▶ **Exercise prompt**:
Examine each line of the data. Copy those that contain the string "farmer".

* * * * * * *

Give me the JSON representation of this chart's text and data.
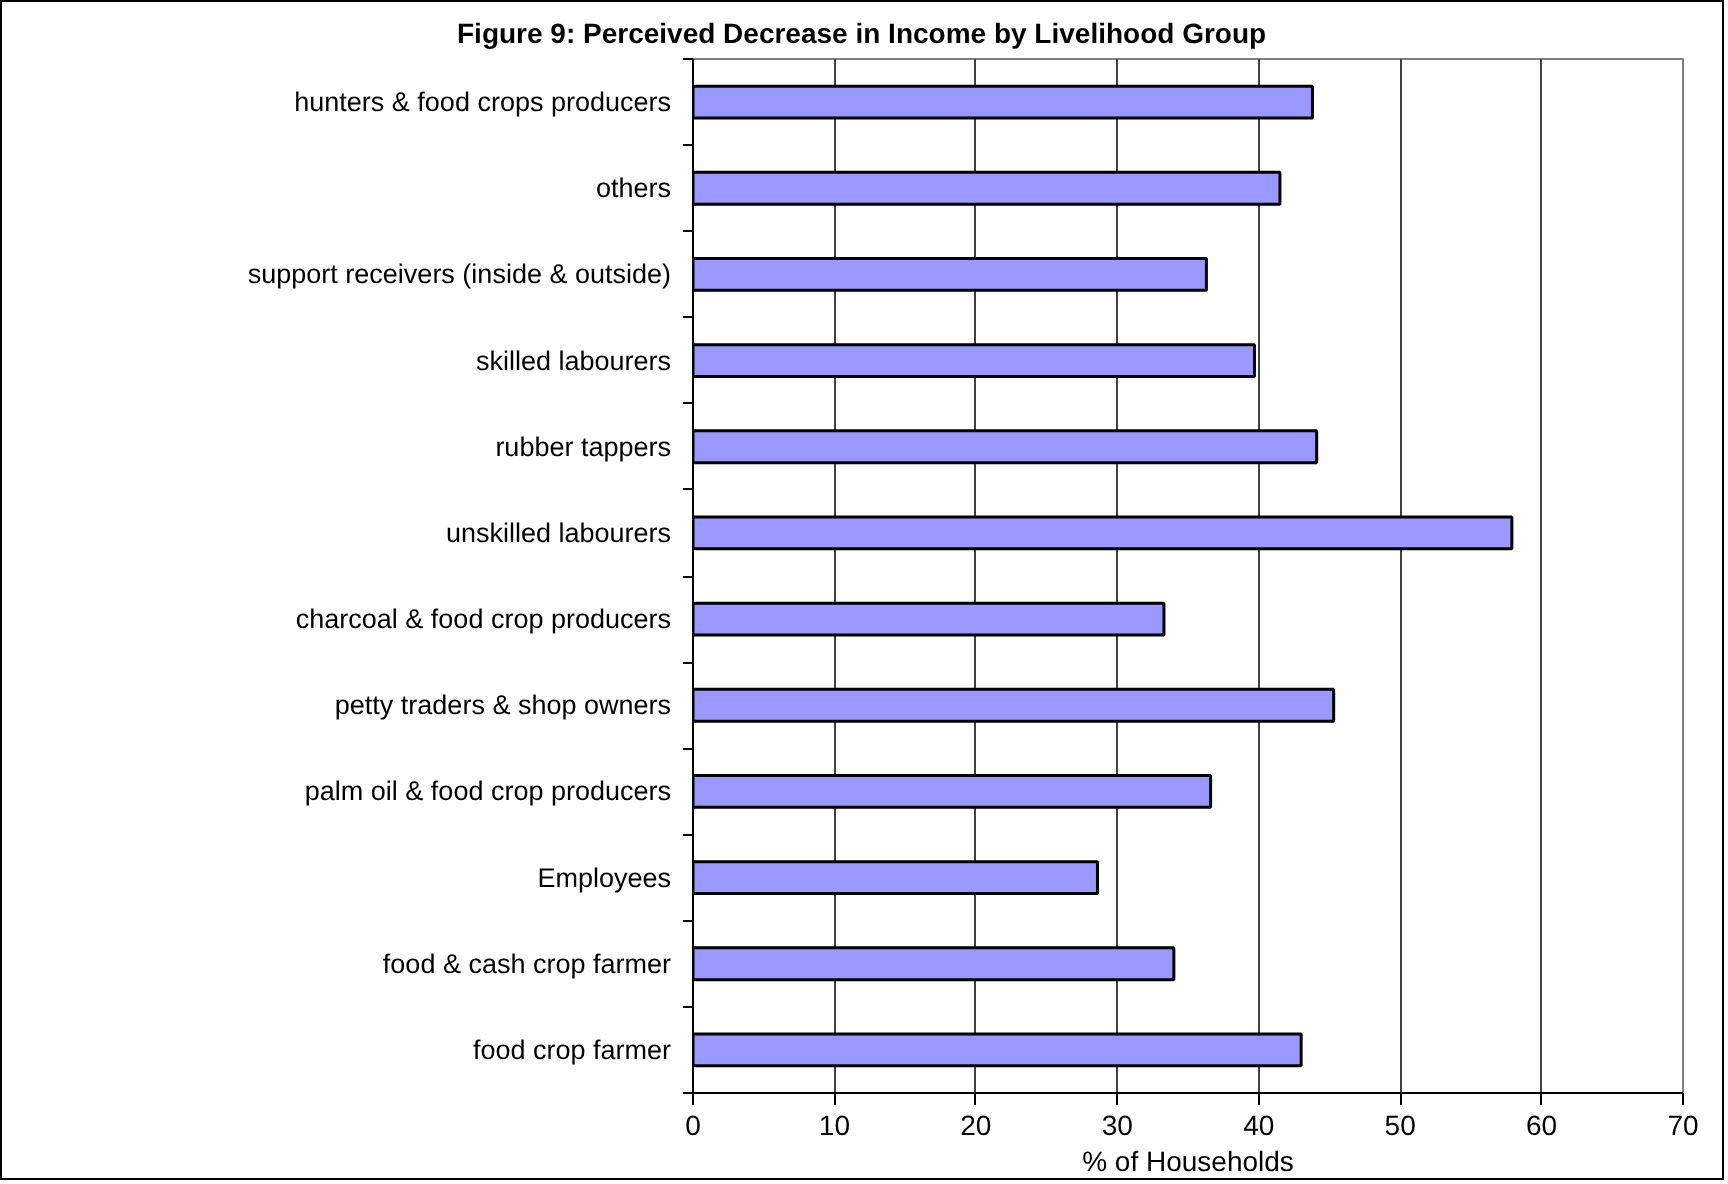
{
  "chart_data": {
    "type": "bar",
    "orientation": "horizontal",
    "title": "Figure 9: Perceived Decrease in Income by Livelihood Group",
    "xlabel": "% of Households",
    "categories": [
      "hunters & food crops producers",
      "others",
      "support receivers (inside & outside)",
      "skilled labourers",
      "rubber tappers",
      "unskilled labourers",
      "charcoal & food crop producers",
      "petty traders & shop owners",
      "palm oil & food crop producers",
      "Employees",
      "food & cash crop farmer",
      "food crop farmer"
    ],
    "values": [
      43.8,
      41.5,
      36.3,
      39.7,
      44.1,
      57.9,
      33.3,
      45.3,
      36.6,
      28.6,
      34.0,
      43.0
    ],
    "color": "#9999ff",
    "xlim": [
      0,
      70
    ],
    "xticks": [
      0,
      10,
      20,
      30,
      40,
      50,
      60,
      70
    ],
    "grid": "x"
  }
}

* * * * * * *

▶ **Correct response**:
      "food & cash crop farmer",
      "food crop farmer"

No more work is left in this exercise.